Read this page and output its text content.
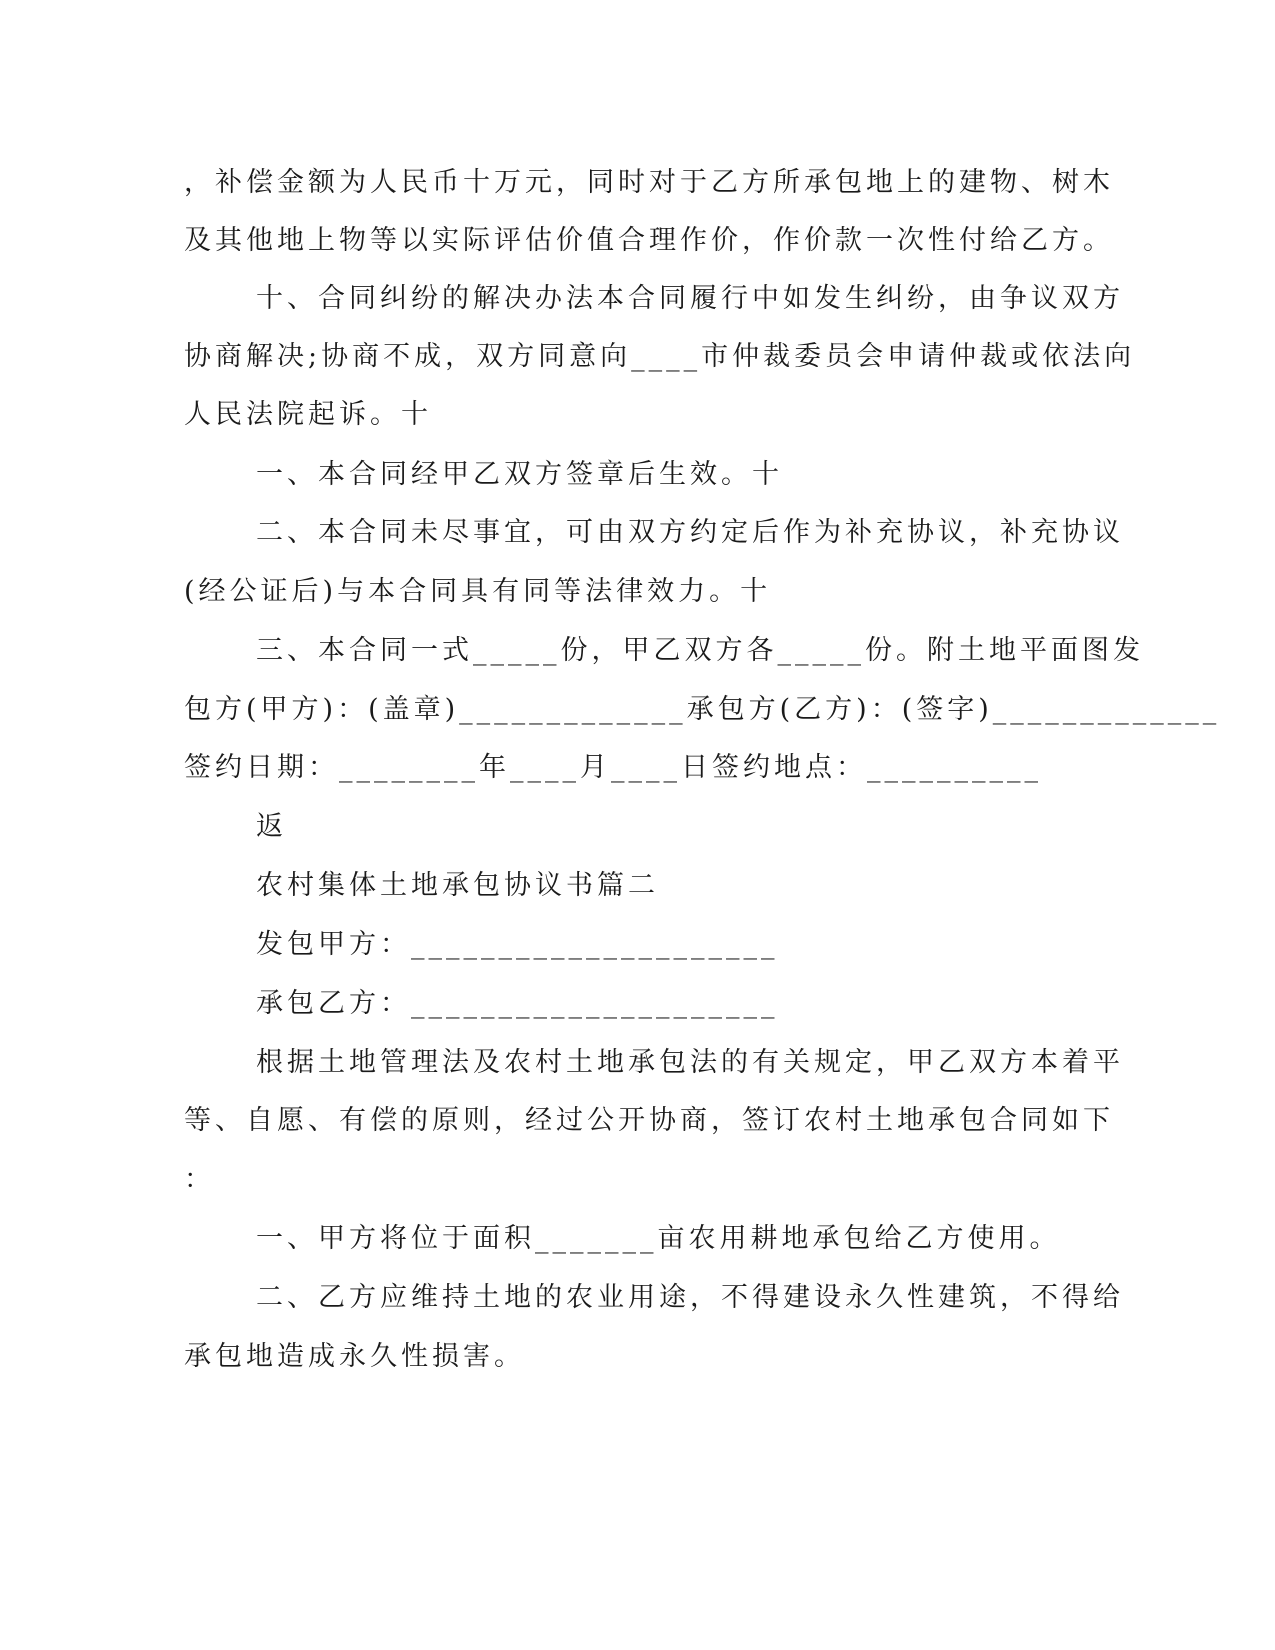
，补偿金额为人民币十万元，同时对于乙方所承包地上的建物、树木
及其他地上物等以实际评估价值合理作价，作价款一次性付给乙方。
十、合同纠纷的解决办法本合同履行中如发生纠纷，由争议双方
协商解决;协商不成，双方同意向____市仲裁委员会申请仲裁或依法向
人民法院起诉。十
一、本合同经甲乙双方签章后生效。十
二、本合同未尽事宜，可由双方约定后作为补充协议，补充协议
(经公证后)与本合同具有同等法律效力。十
三、本合同一式_____份，甲乙双方各_____份。附土地平面图发
包方(甲方)：(盖章)_____________承包方(乙方)：(签字)_____________
签约日期：________年____月____日签约地点：__________
返
农村集体土地承包协议书篇二
发包甲方：_____________________
承包乙方：_____________________
根据土地管理法及农村土地承包法的有关规定，甲乙双方本着平
等、自愿、有偿的原则，经过公开协商，签订农村土地承包合同如下
：
一、甲方将位于面积_______亩农用耕地承包给乙方使用。
二、乙方应维持土地的农业用途，不得建设永久性建筑，不得给
承包地造成永久性损害。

**Task requirements**
Pictures don't belong in the copy. Restate all the entries exactly.

**Correct answer**
Read this page and output its text content.
，补偿金额为人民币十万元，同时对于乙方所承包地上的建物、树木
及其他地上物等以实际评估价值合理作价，作价款一次性付给乙方。
十、合同纠纷的解决办法本合同履行中如发生纠纷，由争议双方
协商解决;协商不成，双方同意向____市仲裁委员会申请仲裁或依法向
人民法院起诉。十
一、本合同经甲乙双方签章后生效。十
二、本合同未尽事宜，可由双方约定后作为补充协议，补充协议
(经公证后)与本合同具有同等法律效力。十
三、本合同一式_____份，甲乙双方各_____份。附土地平面图发
包方(甲方)：(盖章)_____________承包方(乙方)：(签字)_____________
签约日期：________年____月____日签约地点：__________
返
农村集体土地承包协议书篇二
发包甲方：_____________________
承包乙方：_____________________
根据土地管理法及农村土地承包法的有关规定，甲乙双方本着平
等、自愿、有偿的原则，经过公开协商，签订农村土地承包合同如下
：
一、甲方将位于面积_______亩农用耕地承包给乙方使用。
二、乙方应维持土地的农业用途，不得建设永久性建筑，不得给
承包地造成永久性损害。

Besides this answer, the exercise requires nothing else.